==== Data supplied
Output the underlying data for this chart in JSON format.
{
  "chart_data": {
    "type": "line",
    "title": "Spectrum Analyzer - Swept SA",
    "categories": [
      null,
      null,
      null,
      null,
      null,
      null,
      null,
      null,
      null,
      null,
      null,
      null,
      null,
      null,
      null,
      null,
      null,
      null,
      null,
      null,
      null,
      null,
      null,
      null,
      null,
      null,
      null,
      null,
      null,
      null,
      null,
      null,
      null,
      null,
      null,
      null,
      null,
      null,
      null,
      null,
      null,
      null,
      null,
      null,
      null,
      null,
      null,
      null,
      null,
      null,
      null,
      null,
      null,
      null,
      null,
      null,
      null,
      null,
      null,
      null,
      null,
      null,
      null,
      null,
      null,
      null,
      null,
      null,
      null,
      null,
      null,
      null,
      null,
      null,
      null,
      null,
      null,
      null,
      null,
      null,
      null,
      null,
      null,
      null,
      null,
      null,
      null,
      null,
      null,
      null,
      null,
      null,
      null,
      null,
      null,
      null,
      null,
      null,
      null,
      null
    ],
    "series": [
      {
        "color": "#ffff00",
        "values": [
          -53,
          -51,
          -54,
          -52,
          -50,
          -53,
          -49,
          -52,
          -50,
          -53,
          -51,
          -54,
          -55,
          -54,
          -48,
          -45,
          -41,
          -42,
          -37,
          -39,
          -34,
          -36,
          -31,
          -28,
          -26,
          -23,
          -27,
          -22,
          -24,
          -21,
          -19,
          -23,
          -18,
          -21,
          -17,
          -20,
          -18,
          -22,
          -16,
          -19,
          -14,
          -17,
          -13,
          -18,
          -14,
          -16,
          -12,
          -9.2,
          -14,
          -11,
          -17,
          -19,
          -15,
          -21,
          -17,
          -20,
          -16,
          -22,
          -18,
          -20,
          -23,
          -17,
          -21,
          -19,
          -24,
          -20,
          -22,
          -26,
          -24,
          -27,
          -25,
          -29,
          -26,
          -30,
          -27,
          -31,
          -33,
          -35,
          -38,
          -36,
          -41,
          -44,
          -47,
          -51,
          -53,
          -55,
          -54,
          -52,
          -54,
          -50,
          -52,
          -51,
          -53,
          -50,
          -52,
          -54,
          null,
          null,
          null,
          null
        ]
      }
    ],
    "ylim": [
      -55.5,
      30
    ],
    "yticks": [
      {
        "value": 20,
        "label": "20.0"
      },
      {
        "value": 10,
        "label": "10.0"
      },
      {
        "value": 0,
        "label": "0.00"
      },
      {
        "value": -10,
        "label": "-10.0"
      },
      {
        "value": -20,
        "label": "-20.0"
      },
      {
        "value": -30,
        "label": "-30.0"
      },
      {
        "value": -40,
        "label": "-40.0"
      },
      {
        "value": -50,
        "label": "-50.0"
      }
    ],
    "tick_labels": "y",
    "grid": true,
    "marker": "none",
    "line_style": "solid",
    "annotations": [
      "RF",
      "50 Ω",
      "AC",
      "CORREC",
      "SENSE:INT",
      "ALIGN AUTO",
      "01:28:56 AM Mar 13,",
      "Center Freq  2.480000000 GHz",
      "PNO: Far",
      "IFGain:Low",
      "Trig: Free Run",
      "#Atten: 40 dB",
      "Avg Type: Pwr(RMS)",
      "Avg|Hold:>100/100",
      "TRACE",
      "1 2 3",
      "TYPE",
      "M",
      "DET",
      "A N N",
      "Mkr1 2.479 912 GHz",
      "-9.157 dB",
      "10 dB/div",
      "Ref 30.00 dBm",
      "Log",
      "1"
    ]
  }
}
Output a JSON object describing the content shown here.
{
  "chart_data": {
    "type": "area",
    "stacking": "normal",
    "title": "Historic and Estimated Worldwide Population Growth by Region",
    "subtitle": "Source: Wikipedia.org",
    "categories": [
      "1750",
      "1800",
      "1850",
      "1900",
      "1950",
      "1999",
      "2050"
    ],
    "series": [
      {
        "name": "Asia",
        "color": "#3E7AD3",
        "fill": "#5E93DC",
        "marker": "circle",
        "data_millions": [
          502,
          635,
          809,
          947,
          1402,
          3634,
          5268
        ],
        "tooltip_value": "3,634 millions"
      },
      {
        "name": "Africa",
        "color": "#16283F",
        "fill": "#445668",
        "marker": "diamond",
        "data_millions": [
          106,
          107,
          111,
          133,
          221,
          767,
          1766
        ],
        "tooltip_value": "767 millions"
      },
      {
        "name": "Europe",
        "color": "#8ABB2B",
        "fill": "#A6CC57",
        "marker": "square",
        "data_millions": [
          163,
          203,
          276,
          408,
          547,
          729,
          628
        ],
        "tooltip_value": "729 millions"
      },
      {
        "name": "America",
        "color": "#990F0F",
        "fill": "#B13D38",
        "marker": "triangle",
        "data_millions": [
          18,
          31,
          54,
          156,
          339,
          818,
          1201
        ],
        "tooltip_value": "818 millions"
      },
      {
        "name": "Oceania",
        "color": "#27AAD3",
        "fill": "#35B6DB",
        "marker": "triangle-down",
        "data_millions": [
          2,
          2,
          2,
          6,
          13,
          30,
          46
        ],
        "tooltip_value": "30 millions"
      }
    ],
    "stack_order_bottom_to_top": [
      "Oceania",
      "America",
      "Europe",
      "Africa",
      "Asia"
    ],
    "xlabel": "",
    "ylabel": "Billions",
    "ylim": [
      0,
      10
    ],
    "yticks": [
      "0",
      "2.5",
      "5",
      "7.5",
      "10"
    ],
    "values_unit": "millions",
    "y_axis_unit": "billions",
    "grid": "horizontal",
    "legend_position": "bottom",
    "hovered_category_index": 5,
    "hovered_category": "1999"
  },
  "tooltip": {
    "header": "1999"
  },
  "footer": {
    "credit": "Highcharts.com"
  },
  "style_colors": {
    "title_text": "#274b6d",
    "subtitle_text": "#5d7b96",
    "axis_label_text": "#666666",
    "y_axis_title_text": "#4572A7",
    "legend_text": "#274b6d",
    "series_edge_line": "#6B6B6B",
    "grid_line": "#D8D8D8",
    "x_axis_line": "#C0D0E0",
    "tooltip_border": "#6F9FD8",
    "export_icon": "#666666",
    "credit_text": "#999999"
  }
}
========
Task details: Output the records above in their entirety, exactly.

Written solution:
Output the underlying data for this chart in JSON format.
{
  "chart_data": {
    "type": "line",
    "title": "Spectrum Analyzer - Swept SA",
    "categories": [
      null,
      null,
      null,
      null,
      null,
      null,
      null,
      null,
      null,
      null,
      null,
      null,
      null,
      null,
      null,
      null,
      null,
      null,
      null,
      null,
      null,
      null,
      null,
      null,
      null,
      null,
      null,
      null,
      null,
      null,
      null,
      null,
      null,
      null,
      null,
      null,
      null,
      null,
      null,
      null,
      null,
      null,
      null,
      null,
      null,
      null,
      null,
      null,
      null,
      null,
      null,
      null,
      null,
      null,
      null,
      null,
      null,
      null,
      null,
      null,
      null,
      null,
      null,
      null,
      null,
      null,
      null,
      null,
      null,
      null,
      null,
      null,
      null,
      null,
      null,
      null,
      null,
      null,
      null,
      null,
      null,
      null,
      null,
      null,
      null,
      null,
      null,
      null,
      null,
      null,
      null,
      null,
      null,
      null,
      null,
      null,
      null,
      null,
      null,
      null
    ],
    "series": [
      {
        "color": "#ffff00",
        "values": [
          -53,
          -51,
          -54,
          -52,
          -50,
          -53,
          -49,
          -52,
          -50,
          -53,
          -51,
          -54,
          -55,
          -54,
          -48,
          -45,
          -41,
          -42,
          -37,
          -39,
          -34,
          -36,
          -31,
          -28,
          -26,
          -23,
          -27,
          -22,
          -24,
          -21,
          -19,
          -23,
          -18,
          -21,
          -17,
          -20,
          -18,
          -22,
          -16,
          -19,
          -14,
          -17,
          -13,
          -18,
          -14,
          -16,
          -12,
          -9.2,
          -14,
          -11,
          -17,
          -19,
          -15,
          -21,
          -17,
          -20,
          -16,
          -22,
          -18,
          -20,
          -23,
          -17,
          -21,
          -19,
          -24,
          -20,
          -22,
          -26,
          -24,
          -27,
          -25,
          -29,
          -26,
          -30,
          -27,
          -31,
          -33,
          -35,
          -38,
          -36,
          -41,
          -44,
          -47,
          -51,
          -53,
          -55,
          -54,
          -52,
          -54,
          -50,
          -52,
          -51,
          -53,
          -50,
          -52,
          -54,
          null,
          null,
          null,
          null
        ]
      }
    ],
    "ylim": [
      -55.5,
      30
    ],
    "yticks": [
      {
        "value": 20,
        "label": "20.0"
      },
      {
        "value": 10,
        "label": "10.0"
      },
      {
        "value": 0,
        "label": "0.00"
      },
      {
        "value": -10,
        "label": "-10.0"
      },
      {
        "value": -20,
        "label": "-20.0"
      },
      {
        "value": -30,
        "label": "-30.0"
      },
      {
        "value": -40,
        "label": "-40.0"
      },
      {
        "value": -50,
        "label": "-50.0"
      }
    ],
    "tick_labels": "y",
    "grid": true,
    "marker": "none",
    "line_style": "solid",
    "annotations": [
      "RF",
      "50 Ω",
      "AC",
      "CORREC",
      "SENSE:INT",
      "ALIGN AUTO",
      "01:28:56 AM Mar 13,",
      "Center Freq  2.480000000 GHz",
      "PNO: Far",
      "IFGain:Low",
      "Trig: Free Run",
      "#Atten: 40 dB",
      "Avg Type: Pwr(RMS)",
      "Avg|Hold:>100/100",
      "TRACE",
      "1 2 3",
      "TYPE",
      "M",
      "DET",
      "A N N",
      "Mkr1 2.479 912 GHz",
      "-9.157 dB",
      "10 dB/div",
      "Ref 30.00 dBm",
      "Log",
      "1"
    ]
  }
}
Output a JSON object describing the content shown here.
{
  "chart_data": {
    "type": "area",
    "stacking": "normal",
    "title": "Historic and Estimated Worldwide Population Growth by Region",
    "subtitle": "Source: Wikipedia.org",
    "categories": [
      "1750",
      "1800",
      "1850",
      "1900",
      "1950",
      "1999",
      "2050"
    ],
    "series": [
      {
        "name": "Asia",
        "color": "#3E7AD3",
        "fill": "#5E93DC",
        "marker": "circle",
        "data_millions": [
          502,
          635,
          809,
          947,
          1402,
          3634,
          5268
        ],
        "tooltip_value": "3,634 millions"
      },
      {
        "name": "Africa",
        "color": "#16283F",
        "fill": "#445668",
        "marker": "diamond",
        "data_millions": [
          106,
          107,
          111,
          133,
          221,
          767,
          1766
        ],
        "tooltip_value": "767 millions"
      },
      {
        "name": "Europe",
        "color": "#8ABB2B",
        "fill": "#A6CC57",
        "marker": "square",
        "data_millions": [
          163,
          203,
          276,
          408,
          547,
          729,
          628
        ],
        "tooltip_value": "729 millions"
      },
      {
        "name": "America",
        "color": "#990F0F",
        "fill": "#B13D38",
        "marker": "triangle",
        "data_millions": [
          18,
          31,
          54,
          156,
          339,
          818,
          1201
        ],
        "tooltip_value": "818 millions"
      },
      {
        "name": "Oceania",
        "color": "#27AAD3",
        "fill": "#35B6DB",
        "marker": "triangle-down",
        "data_millions": [
          2,
          2,
          2,
          6,
          13,
          30,
          46
        ],
        "tooltip_value": "30 millions"
      }
    ],
    "stack_order_bottom_to_top": [
      "Oceania",
      "America",
      "Europe",
      "Africa",
      "Asia"
    ],
    "xlabel": "",
    "ylabel": "Billions",
    "ylim": [
      0,
      10
    ],
    "yticks": [
      "0",
      "2.5",
      "5",
      "7.5",
      "10"
    ],
    "values_unit": "millions",
    "y_axis_unit": "billions",
    "grid": "horizontal",
    "legend_position": "bottom",
    "hovered_category_index": 5,
    "hovered_category": "1999"
  },
  "tooltip": {
    "header": "1999"
  },
  "footer": {
    "credit": "Highcharts.com"
  },
  "style_colors": {
    "title_text": "#274b6d",
    "subtitle_text": "#5d7b96",
    "axis_label_text": "#666666",
    "y_axis_title_text": "#4572A7",
    "legend_text": "#274b6d",
    "series_edge_line": "#6B6B6B",
    "grid_line": "#D8D8D8",
    "x_axis_line": "#C0D0E0",
    "tooltip_border": "#6F9FD8",
    "export_icon": "#666666",
    "credit_text": "#999999"
  }
}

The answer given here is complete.